What to do
Each record below is to be copied word for word, with pictures removed.

Input
....................
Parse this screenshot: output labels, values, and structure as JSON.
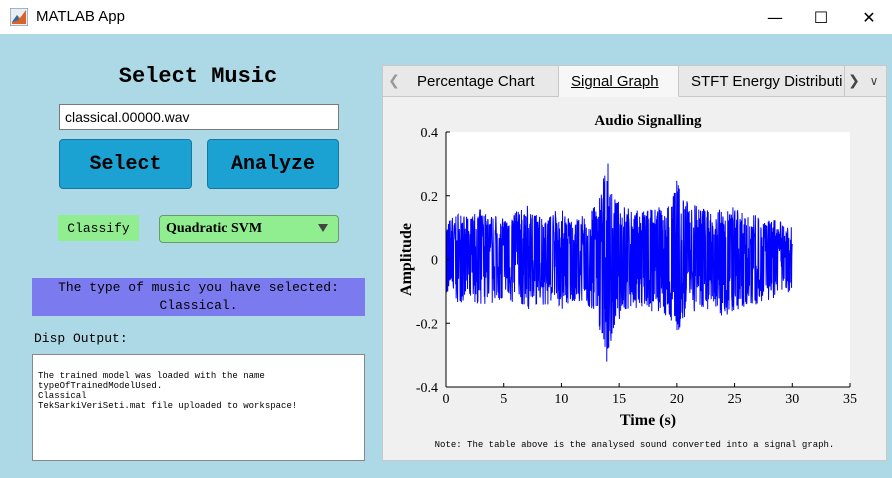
{
  "window": {
    "title": "MATLAB App",
    "icon": "matlab-logo-icon",
    "controls": {
      "minimize": "—",
      "maximize": "☐",
      "close": "✕"
    }
  },
  "left_panel": {
    "heading": "Select Music",
    "file_input": {
      "value": "classical.00000.wav"
    },
    "select_button": "Select",
    "analyze_button": "Analyze",
    "classify_label": "Classify",
    "classifier_dropdown": {
      "selected": "Quadratic SVM"
    },
    "result": {
      "line1": "The type of music you have selected:",
      "line2": "Classical."
    },
    "disp_label": "Disp Output:",
    "output_lines": [
      "The trained model was loaded with the name",
      "typeOfTrainedModelUsed.",
      "Classical",
      "TekSarkiVeriSeti.mat file uploaded to workspace!"
    ]
  },
  "tabs": {
    "items": [
      "Percentage Chart",
      "Signal Graph",
      "STFT Energy Distributi"
    ],
    "selected": "Signal Graph"
  },
  "note": "Note: The table above is the analysed sound converted into a signal graph.",
  "colors": {
    "background": "#add8e6",
    "button": "#1ba1d2",
    "classify": "#90ee90",
    "result": "#7b7bef",
    "signal": "#0000ff"
  },
  "chart_data": {
    "type": "line",
    "title": "Audio Signalling",
    "xlabel": "Time (s)",
    "ylabel": "Amplitude",
    "xlim": [
      0,
      35
    ],
    "ylim": [
      -0.4,
      0.4
    ],
    "xticks": [
      0,
      5,
      10,
      15,
      20,
      25,
      30,
      35
    ],
    "yticks": [
      -0.4,
      -0.2,
      0,
      0.2,
      0.4
    ],
    "grid": false,
    "series": [
      {
        "x": [
          0,
          1,
          2,
          3,
          4,
          5,
          6,
          7,
          8,
          9,
          10,
          11,
          12,
          13,
          13.5,
          14,
          14.5,
          15,
          16,
          17,
          18,
          19,
          19.5,
          20,
          20.5,
          21,
          22,
          23,
          24,
          25,
          26,
          27,
          28,
          29,
          30
        ],
        "upper": [
          0.12,
          0.15,
          0.13,
          0.16,
          0.14,
          0.13,
          0.15,
          0.17,
          0.14,
          0.15,
          0.16,
          0.13,
          0.14,
          0.17,
          0.24,
          0.31,
          0.2,
          0.18,
          0.16,
          0.15,
          0.17,
          0.16,
          0.18,
          0.26,
          0.2,
          0.18,
          0.17,
          0.15,
          0.19,
          0.16,
          0.15,
          0.14,
          0.13,
          0.12,
          0.1
        ],
        "lower": [
          -0.12,
          -0.14,
          -0.13,
          -0.15,
          -0.14,
          -0.13,
          -0.15,
          -0.16,
          -0.14,
          -0.15,
          -0.16,
          -0.13,
          -0.14,
          -0.18,
          -0.25,
          -0.34,
          -0.22,
          -0.19,
          -0.16,
          -0.15,
          -0.17,
          -0.18,
          -0.21,
          -0.25,
          -0.2,
          -0.18,
          -0.17,
          -0.15,
          -0.18,
          -0.16,
          -0.15,
          -0.14,
          -0.13,
          -0.12,
          -0.1
        ]
      }
    ]
  }
}
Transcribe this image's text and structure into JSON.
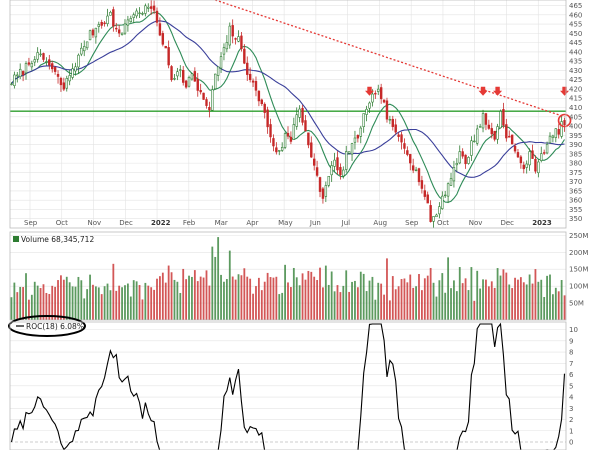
....................
Reply
Parse this screenshot: output labels, values, and structure as JSON.
{
  "window": {
    "title": "MATLAB App",
    "icon": "matlab-logo-icon",
    "controls": {
      "minimize": "—",
      "maximize": "☐",
      "close": "✕"
    }
  },
  "left_panel": {
    "heading": "Select Music",
    "file_input": {
      "value": "classical.00000.wav"
    },
    "select_button": "Select",
    "analyze_button": "Analyze",
    "classify_label": "Classify",
    "classifier_dropdown": {
      "selected": "Quadratic SVM"
    },
    "result": {
      "line1": "The type of music you have selected:",
      "line2": "Classical."
    },
    "disp_label": "Disp Output:",
    "output_lines": [
      "The trained model was loaded with the name",
      "typeOfTrainedModelUsed.",
      "Classical",
      "TekSarkiVeriSeti.mat file uploaded to workspace!"
    ]
  },
  "tabs": {
    "items": [
      "Percentage Chart",
      "Signal Graph",
      "STFT Energy Distributi"
    ],
    "selected": "Signal Graph"
  },
  "note": "Note: The table above is the analysed sound converted into a signal graph.",
  "colors": {
    "background": "#add8e6",
    "button": "#1ba1d2",
    "classify": "#90ee90",
    "result": "#7b7bef",
    "signal": "#0000ff"
  },
  "chart_data": {
    "type": "line",
    "title": "Audio Signalling",
    "xlabel": "Time (s)",
    "ylabel": "Amplitude",
    "xlim": [
      0,
      35
    ],
    "ylim": [
      -0.4,
      0.4
    ],
    "xticks": [
      0,
      5,
      10,
      15,
      20,
      25,
      30,
      35
    ],
    "yticks": [
      -0.4,
      -0.2,
      0,
      0.2,
      0.4
    ],
    "grid": false,
    "series": [
      {
        "x": [
          0,
          1,
          2,
          3,
          4,
          5,
          6,
          7,
          8,
          9,
          10,
          11,
          12,
          13,
          13.5,
          14,
          14.5,
          15,
          16,
          17,
          18,
          19,
          19.5,
          20,
          20.5,
          21,
          22,
          23,
          24,
          25,
          26,
          27,
          28,
          29,
          30
        ],
        "upper": [
          0.12,
          0.15,
          0.13,
          0.16,
          0.14,
          0.13,
          0.15,
          0.17,
          0.14,
          0.15,
          0.16,
          0.13,
          0.14,
          0.17,
          0.24,
          0.31,
          0.2,
          0.18,
          0.16,
          0.15,
          0.17,
          0.16,
          0.18,
          0.26,
          0.2,
          0.18,
          0.17,
          0.15,
          0.19,
          0.16,
          0.15,
          0.14,
          0.13,
          0.12,
          0.1
        ],
        "lower": [
          -0.12,
          -0.14,
          -0.13,
          -0.15,
          -0.14,
          -0.13,
          -0.15,
          -0.16,
          -0.14,
          -0.15,
          -0.16,
          -0.13,
          -0.14,
          -0.18,
          -0.25,
          -0.34,
          -0.22,
          -0.19,
          -0.16,
          -0.15,
          -0.17,
          -0.18,
          -0.21,
          -0.25,
          -0.2,
          -0.18,
          -0.17,
          -0.15,
          -0.18,
          -0.16,
          -0.15,
          -0.14,
          -0.13,
          -0.12,
          -0.1
        ]
      }
    ]
  }
}
Transcribe this image's text and structure into JSON.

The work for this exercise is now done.